■ The problem ■
Copy each entry as it stands, leaving nothing out.
....
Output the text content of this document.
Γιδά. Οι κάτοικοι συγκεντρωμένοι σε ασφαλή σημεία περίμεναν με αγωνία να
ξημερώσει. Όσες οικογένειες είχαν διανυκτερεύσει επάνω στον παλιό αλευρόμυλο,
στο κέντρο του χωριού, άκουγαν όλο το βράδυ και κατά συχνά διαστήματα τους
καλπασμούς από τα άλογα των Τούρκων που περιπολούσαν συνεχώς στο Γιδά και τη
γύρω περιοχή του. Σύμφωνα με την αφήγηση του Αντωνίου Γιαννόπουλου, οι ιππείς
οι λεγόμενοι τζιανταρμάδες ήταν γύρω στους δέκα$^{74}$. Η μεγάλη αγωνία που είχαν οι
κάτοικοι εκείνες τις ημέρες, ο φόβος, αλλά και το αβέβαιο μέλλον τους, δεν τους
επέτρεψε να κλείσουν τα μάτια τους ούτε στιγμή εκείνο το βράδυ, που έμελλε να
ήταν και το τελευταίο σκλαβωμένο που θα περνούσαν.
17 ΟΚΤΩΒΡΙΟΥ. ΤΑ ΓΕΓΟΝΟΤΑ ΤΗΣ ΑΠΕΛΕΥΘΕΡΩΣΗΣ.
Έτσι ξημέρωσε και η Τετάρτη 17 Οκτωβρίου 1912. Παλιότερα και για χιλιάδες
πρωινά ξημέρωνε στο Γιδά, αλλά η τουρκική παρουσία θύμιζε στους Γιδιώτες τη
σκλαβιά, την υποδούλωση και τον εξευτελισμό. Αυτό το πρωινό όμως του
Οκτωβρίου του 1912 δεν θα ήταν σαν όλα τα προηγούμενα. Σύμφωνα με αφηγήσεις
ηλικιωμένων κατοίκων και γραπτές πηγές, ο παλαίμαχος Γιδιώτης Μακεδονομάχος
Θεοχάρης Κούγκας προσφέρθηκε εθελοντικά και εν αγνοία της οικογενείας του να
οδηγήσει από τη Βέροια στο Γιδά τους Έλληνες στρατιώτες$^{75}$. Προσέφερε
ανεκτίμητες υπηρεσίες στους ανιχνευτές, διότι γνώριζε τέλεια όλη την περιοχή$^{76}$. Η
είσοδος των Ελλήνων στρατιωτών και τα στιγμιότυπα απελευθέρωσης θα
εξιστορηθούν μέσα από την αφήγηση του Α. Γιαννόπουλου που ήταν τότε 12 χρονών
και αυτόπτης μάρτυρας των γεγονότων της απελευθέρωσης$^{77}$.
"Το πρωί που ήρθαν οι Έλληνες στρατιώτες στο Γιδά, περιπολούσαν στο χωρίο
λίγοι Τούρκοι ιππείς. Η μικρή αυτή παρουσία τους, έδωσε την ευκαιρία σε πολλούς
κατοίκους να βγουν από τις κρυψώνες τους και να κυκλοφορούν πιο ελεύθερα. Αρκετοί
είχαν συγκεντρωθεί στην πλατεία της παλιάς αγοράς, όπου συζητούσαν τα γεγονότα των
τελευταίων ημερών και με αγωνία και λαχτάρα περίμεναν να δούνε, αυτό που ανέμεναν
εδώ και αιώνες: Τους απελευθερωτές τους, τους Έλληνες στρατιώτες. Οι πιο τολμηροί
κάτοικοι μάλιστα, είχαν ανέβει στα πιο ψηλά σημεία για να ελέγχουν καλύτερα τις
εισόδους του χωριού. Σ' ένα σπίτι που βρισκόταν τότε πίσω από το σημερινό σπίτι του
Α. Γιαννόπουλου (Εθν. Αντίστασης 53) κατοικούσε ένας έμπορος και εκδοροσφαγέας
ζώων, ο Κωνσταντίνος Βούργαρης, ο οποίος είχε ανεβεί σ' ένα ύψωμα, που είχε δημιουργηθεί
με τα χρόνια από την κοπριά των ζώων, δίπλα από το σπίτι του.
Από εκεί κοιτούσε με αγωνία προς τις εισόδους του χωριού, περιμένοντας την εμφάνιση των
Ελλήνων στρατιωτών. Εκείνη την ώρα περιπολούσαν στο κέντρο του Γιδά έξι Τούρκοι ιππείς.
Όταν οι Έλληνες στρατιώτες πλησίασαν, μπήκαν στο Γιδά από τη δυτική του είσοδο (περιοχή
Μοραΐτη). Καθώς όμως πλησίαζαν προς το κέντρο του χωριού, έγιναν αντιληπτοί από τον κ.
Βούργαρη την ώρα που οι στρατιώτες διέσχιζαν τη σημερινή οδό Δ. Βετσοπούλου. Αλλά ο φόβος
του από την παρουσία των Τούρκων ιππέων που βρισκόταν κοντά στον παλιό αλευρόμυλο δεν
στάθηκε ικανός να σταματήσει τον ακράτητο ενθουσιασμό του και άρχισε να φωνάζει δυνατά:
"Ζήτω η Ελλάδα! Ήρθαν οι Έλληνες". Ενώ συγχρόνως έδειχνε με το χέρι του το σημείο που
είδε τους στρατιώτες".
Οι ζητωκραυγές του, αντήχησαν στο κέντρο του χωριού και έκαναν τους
....
■ Exercise solution ■
Output the text content of this document.
Γιδά. Οι κάτοικοι συγκεντρωμένοι σε ασφαλή σημεία περίμεναν με αγωνία να
ξημερώσει. Όσες οικογένειες είχαν διανυκτερεύσει επάνω στον παλιό αλευρόμυλο,
στο κέντρο του χωριού, άκουγαν όλο το βράδυ και κατά συχνά διαστήματα τους
καλπασμούς από τα άλογα των Τούρκων που περιπολούσαν συνεχώς στο Γιδά και τη
γύρω περιοχή του. Σύμφωνα με την αφήγηση του Αντωνίου Γιαννόπουλου, οι ιππείς
οι λεγόμενοι τζιανταρμάδες ήταν γύρω στους δέκα$^{74}$. Η μεγάλη αγωνία που είχαν οι
κάτοικοι εκείνες τις ημέρες, ο φόβος, αλλά και το αβέβαιο μέλλον τους, δεν τους
επέτρεψε να κλείσουν τα μάτια τους ούτε στιγμή εκείνο το βράδυ, που έμελλε να
ήταν και το τελευταίο σκλαβωμένο που θα περνούσαν.
17 ΟΚΤΩΒΡΙΟΥ. ΤΑ ΓΕΓΟΝΟΤΑ ΤΗΣ ΑΠΕΛΕΥΘΕΡΩΣΗΣ.
Έτσι ξημέρωσε και η Τετάρτη 17 Οκτωβρίου 1912. Παλιότερα και για χιλιάδες
πρωινά ξημέρωνε στο Γιδά, αλλά η τουρκική παρουσία θύμιζε στους Γιδιώτες τη
σκλαβιά, την υποδούλωση και τον εξευτελισμό. Αυτό το πρωινό όμως του
Οκτωβρίου του 1912 δεν θα ήταν σαν όλα τα προηγούμενα. Σύμφωνα με αφηγήσεις
ηλικιωμένων κατοίκων και γραπτές πηγές, ο παλαίμαχος Γιδιώτης Μακεδονομάχος
Θεοχάρης Κούγκας προσφέρθηκε εθελοντικά και εν αγνοία της οικογενείας του να
οδηγήσει από τη Βέροια στο Γιδά τους Έλληνες στρατιώτες$^{75}$. Προσέφερε
ανεκτίμητες υπηρεσίες στους ανιχνευτές, διότι γνώριζε τέλεια όλη την περιοχή$^{76}$. Η
είσοδος των Ελλήνων στρατιωτών και τα στιγμιότυπα απελευθέρωσης θα
εξιστορηθούν μέσα από την αφήγηση του Α. Γιαννόπουλου που ήταν τότε 12 χρονών
και αυτόπτης μάρτυρας των γεγονότων της απελευθέρωσης$^{77}$.
"Το πρωί που ήρθαν οι Έλληνες στρατιώτες στο Γιδά, περιπολούσαν στο χωρίο
λίγοι Τούρκοι ιππείς. Η μικρή αυτή παρουσία τους, έδωσε την ευκαιρία σε πολλούς
κατοίκους να βγουν από τις κρυψώνες τους και να κυκλοφορούν πιο ελεύθερα. Αρκετοί
είχαν συγκεντρωθεί στην πλατεία της παλιάς αγοράς, όπου συζητούσαν τα γεγονότα των
τελευταίων ημερών και με αγωνία και λαχτάρα περίμεναν να δούνε, αυτό που ανέμεναν
εδώ και αιώνες: Τους απελευθερωτές τους, τους Έλληνες στρατιώτες. Οι πιο τολμηροί
κάτοικοι μάλιστα, είχαν ανέβει στα πιο ψηλά σημεία για να ελέγχουν καλύτερα τις
εισόδους του χωριού. Σ' ένα σπίτι που βρισκόταν τότε πίσω από το σημερινό σπίτι του
Α. Γιαννόπουλου (Εθν. Αντίστασης 53) κατοικούσε ένας έμπορος και εκδοροσφαγέας
ζώων, ο Κωνσταντίνος Βούργαρης, ο οποίος είχε ανεβεί σ' ένα ύψωμα, που είχε δημιουργηθεί
με τα χρόνια από την κοπριά των ζώων, δίπλα από το σπίτι του.
Από εκεί κοιτούσε με αγωνία προς τις εισόδους του χωριού, περιμένοντας την εμφάνιση των
Ελλήνων στρατιωτών. Εκείνη την ώρα περιπολούσαν στο κέντρο του Γιδά έξι Τούρκοι ιππείς.
Όταν οι Έλληνες στρατιώτες πλησίασαν, μπήκαν στο Γιδά από τη δυτική του είσοδο (περιοχή
Μοραΐτη). Καθώς όμως πλησίαζαν προς το κέντρο του χωριού, έγιναν αντιληπτοί από τον κ.
Βούργαρη την ώρα που οι στρατιώτες διέσχιζαν τη σημερινή οδό Δ. Βετσοπούλου. Αλλά ο φόβος
του από την παρουσία των Τούρκων ιππέων που βρισκόταν κοντά στον παλιό αλευρόμυλο δεν
στάθηκε ικανός να σταματήσει τον ακράτητο ενθουσιασμό του και άρχισε να φωνάζει δυνατά:
"Ζήτω η Ελλάδα! Ήρθαν οι Έλληνες". Ενώ συγχρόνως έδειχνε με το χέρι του το σημείο που
είδε τους στρατιώτες".
Οι ζητωκραυγές του, αντήχησαν στο κέντρο του χωριού και έκαναν τους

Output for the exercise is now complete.